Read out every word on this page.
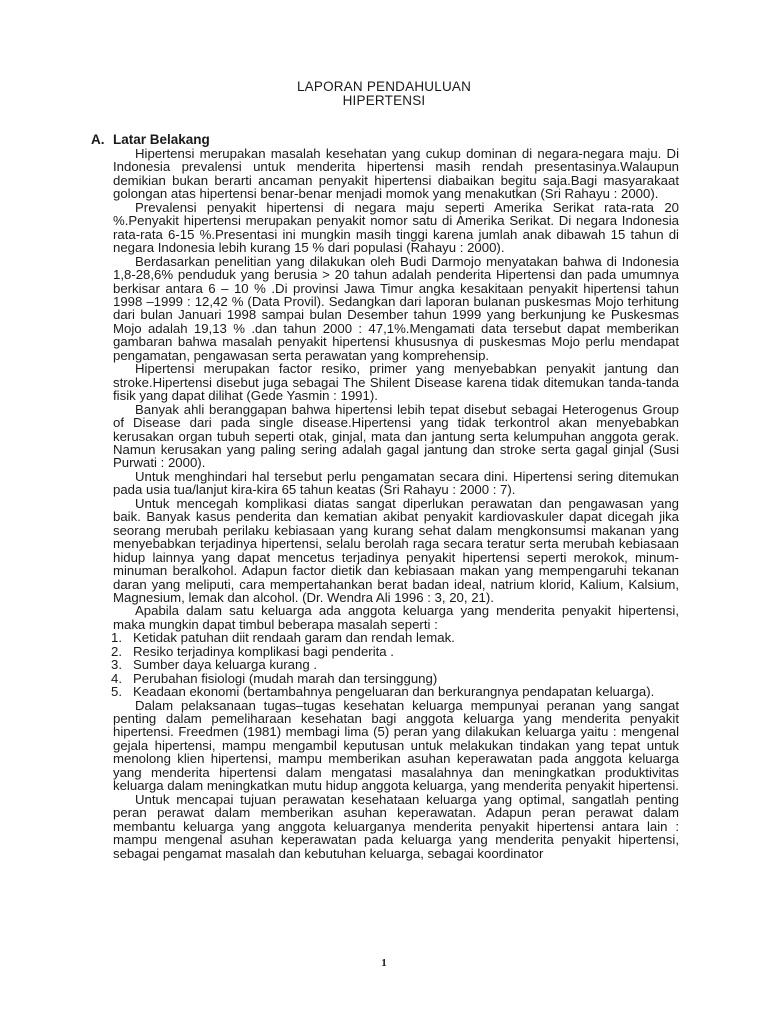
LAPORAN PENDAHULUAN
HIPERTENSI
A. Latar Belakang

Hipertensi merupakan masalah kesehatan yang cukup dominan di negara-negara maju. Di Indonesia prevalensi untuk menderita hipertensi masih rendah presentasinya.Walaupun demikian bukan berarti ancaman penyakit hipertensi diabaikan begitu saja.Bagi masyarakaat golongan atas hipertensi benar-benar menjadi momok yang menakutkan (Sri Rahayu : 2000).

Prevalensi penyakit hipertensi di negara maju seperti Amerika Serikat rata-rata 20 %.Penyakit hipertensi merupakan penyakit nomor satu di Amerika Serikat. Di negara Indonesia rata-rata 6-15 %.Presentasi ini mungkin masih tinggi karena jumlah anak dibawah 15 tahun di negara Indonesia lebih kurang 15 % dari populasi (Rahayu : 2000).

Berdasarkan penelitian yang dilakukan oleh Budi Darmojo menyatakan bahwa di Indonesia 1,8-28,6% penduduk yang berusia > 20 tahun adalah penderita Hipertensi dan pada umumnya berkisar antara 6 – 10 % .Di provinsi Jawa Timur angka kesakitaan penyakit hipertensi tahun 1998 –1999 : 12,42 % (Data Provil). Sedangkan dari laporan bulanan puskesmas Mojo terhitung dari bulan Januari 1998 sampai bulan Desember tahun 1999 yang berkunjung ke Puskesmas Mojo adalah 19,13 % .dan tahun 2000 : 47,1%.Mengamati data tersebut dapat memberikan gambaran bahwa masalah penyakit hipertensi khususnya di puskesmas Mojo perlu mendapat pengamatan, pengawasan serta perawatan yang komprehensip.

Hipertensi merupakan factor resiko, primer yang menyebabkan penyakit jantung dan stroke.Hipertensi disebut juga sebagai The Shilent Disease karena tidak ditemukan tanda-tanda fisik yang dapat dilihat (Gede Yasmin : 1991).

Banyak ahli beranggapan bahwa hipertensi lebih tepat disebut sebagai Heterogenus Group of Disease dari pada single disease.Hipertensi yang tidak terkontrol akan menyebabkan kerusakan organ tubuh seperti otak, ginjal, mata dan jantung serta kelumpuhan anggota gerak. Namun kerusakan yang paling sering adalah gagal jantung dan stroke serta gagal ginjal (Susi Purwati : 2000).

Untuk menghindari hal tersebut perlu pengamatan secara dini. Hipertensi sering ditemukan pada usia tua/lanjut kira-kira 65 tahun keatas (Sri Rahayu : 2000 : 7).

Untuk mencegah komplikasi diatas sangat diperlukan perawatan dan pengawasan yang baik. Banyak kasus penderita dan kematian akibat penyakit kardiovaskuler dapat dicegah jika seorang merubah perilaku kebiasaan yang kurang sehat dalam mengkonsumsi makanan yang menyebabkan terjadinya hipertensi, selalu berolah raga secara teratur serta merubah kebiasaan hidup lainnya yang dapat mencetus terjadinya penyakit hipertensi seperti merokok, minum-minuman beralkohol. Adapun factor dietik dan kebiasaan makan yang mempengaruhi tekanan daran yang meliputi, cara mempertahankan berat badan ideal, natrium klorid, Kalium, Kalsium, Magnesium, lemak dan alcohol. (Dr. Wendra Ali 1996 : 3, 20, 21).

Apabila dalam satu keluarga ada anggota keluarga yang menderita penyakit hipertensi, maka mungkin dapat timbul beberapa masalah seperti :

1. Ketidak patuhan diit rendaah garam dan rendah lemak.
2. Resiko terjadinya komplikasi bagi penderita .
3. Sumber daya keluarga kurang .
4. Perubahan fisiologi (mudah marah dan tersinggung)
5. Keadaan ekonomi (bertambahnya pengeluaran dan berkurangnya pendapatan keluarga).

Dalam pelaksanaan tugas–tugas kesehatan keluarga mempunyai peranan yang sangat penting dalam pemeliharaan kesehatan bagi anggota keluarga yang menderita penyakit hipertensi. Freedmen (1981) membagi lima (5) peran yang dilakukan keluarga yaitu : mengenal gejala hipertensi, mampu mengambil keputusan untuk melakukan tindakan yang tepat untuk menolong klien hipertensi, mampu memberikan asuhan keperawatan pada anggota keluarga yang menderita hipertensi dalam mengatasi masalahnya dan meningkatkan produktivitas keluarga dalam meningkatkan mutu hidup anggota keluarga, yang menderita penyakit hipertensi.

Untuk mencapai tujuan perawatan kesehataan keluarga yang optimal, sangatlah penting peran perawat dalam memberikan asuhan keperawatan. Adapun peran perawat dalam membantu keluarga yang anggota keluarganya menderita penyakit hipertensi antara lain : mampu mengenal asuhan keperawatan pada keluarga yang menderita penyakit hipertensi, sebagai pengamat masalah dan kebutuhan keluarga, sebagai koordinator

1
● ● ● ● ● ● ●
Each record must be quoted in full and exactly. Do not include the pictures.

> Written response
Read out every word on this page.
LAPORAN PENDAHULUAN
HIPERTENSI
A. Latar Belakang

Hipertensi merupakan masalah kesehatan yang cukup dominan di negara-negara maju. Di Indonesia prevalensi untuk menderita hipertensi masih rendah presentasinya.Walaupun demikian bukan berarti ancaman penyakit hipertensi diabaikan begitu saja.Bagi masyarakaat golongan atas hipertensi benar-benar menjadi momok yang menakutkan (Sri Rahayu : 2000).

Prevalensi penyakit hipertensi di negara maju seperti Amerika Serikat rata-rata 20 %.Penyakit hipertensi merupakan penyakit nomor satu di Amerika Serikat. Di negara Indonesia rata-rata 6-15 %.Presentasi ini mungkin masih tinggi karena jumlah anak dibawah 15 tahun di negara Indonesia lebih kurang 15 % dari populasi (Rahayu : 2000).

Berdasarkan penelitian yang dilakukan oleh Budi Darmojo menyatakan bahwa di Indonesia 1,8-28,6% penduduk yang berusia > 20 tahun adalah penderita Hipertensi dan pada umumnya berkisar antara 6 – 10 % .Di provinsi Jawa Timur angka kesakitaan penyakit hipertensi tahun 1998 –1999 : 12,42 % (Data Provil). Sedangkan dari laporan bulanan puskesmas Mojo terhitung dari bulan Januari 1998 sampai bulan Desember tahun 1999 yang berkunjung ke Puskesmas Mojo adalah 19,13 % .dan tahun 2000 : 47,1%.Mengamati data tersebut dapat memberikan gambaran bahwa masalah penyakit hipertensi khususnya di puskesmas Mojo perlu mendapat pengamatan, pengawasan serta perawatan yang komprehensip.

Hipertensi merupakan factor resiko, primer yang menyebabkan penyakit jantung dan stroke.Hipertensi disebut juga sebagai The Shilent Disease karena tidak ditemukan tanda-tanda fisik yang dapat dilihat (Gede Yasmin : 1991).

Banyak ahli beranggapan bahwa hipertensi lebih tepat disebut sebagai Heterogenus Group of Disease dari pada single disease.Hipertensi yang tidak terkontrol akan menyebabkan kerusakan organ tubuh seperti otak, ginjal, mata dan jantung serta kelumpuhan anggota gerak. Namun kerusakan yang paling sering adalah gagal jantung dan stroke serta gagal ginjal (Susi Purwati : 2000).

Untuk menghindari hal tersebut perlu pengamatan secara dini. Hipertensi sering ditemukan pada usia tua/lanjut kira-kira 65 tahun keatas (Sri Rahayu : 2000 : 7).

Untuk mencegah komplikasi diatas sangat diperlukan perawatan dan pengawasan yang baik. Banyak kasus penderita dan kematian akibat penyakit kardiovaskuler dapat dicegah jika seorang merubah perilaku kebiasaan yang kurang sehat dalam mengkonsumsi makanan yang menyebabkan terjadinya hipertensi, selalu berolah raga secara teratur serta merubah kebiasaan hidup lainnya yang dapat mencetus terjadinya penyakit hipertensi seperti merokok, minum-minuman beralkohol. Adapun factor dietik dan kebiasaan makan yang mempengaruhi tekanan daran yang meliputi, cara mempertahankan berat badan ideal, natrium klorid, Kalium, Kalsium, Magnesium, lemak dan alcohol. (Dr. Wendra Ali 1996 : 3, 20, 21).

Apabila dalam satu keluarga ada anggota keluarga yang menderita penyakit hipertensi, maka mungkin dapat timbul beberapa masalah seperti :

1. Ketidak patuhan diit rendaah garam dan rendah lemak.
2. Resiko terjadinya komplikasi bagi penderita .
3. Sumber daya keluarga kurang .
4. Perubahan fisiologi (mudah marah dan tersinggung)
5. Keadaan ekonomi (bertambahnya pengeluaran dan berkurangnya pendapatan keluarga).

Dalam pelaksanaan tugas–tugas kesehatan keluarga mempunyai peranan yang sangat penting dalam pemeliharaan kesehatan bagi anggota keluarga yang menderita penyakit hipertensi. Freedmen (1981) membagi lima (5) peran yang dilakukan keluarga yaitu : mengenal gejala hipertensi, mampu mengambil keputusan untuk melakukan tindakan yang tepat untuk menolong klien hipertensi, mampu memberikan asuhan keperawatan pada anggota keluarga yang menderita hipertensi dalam mengatasi masalahnya dan meningkatkan produktivitas keluarga dalam meningkatkan mutu hidup anggota keluarga, yang menderita penyakit hipertensi.

Untuk mencapai tujuan perawatan kesehataan keluarga yang optimal, sangatlah penting peran perawat dalam memberikan asuhan keperawatan. Adapun peran perawat dalam membantu keluarga yang anggota keluarganya menderita penyakit hipertensi antara lain : mampu mengenal asuhan keperawatan pada keluarga yang menderita penyakit hipertensi, sebagai pengamat masalah dan kebutuhan keluarga, sebagai koordinator

1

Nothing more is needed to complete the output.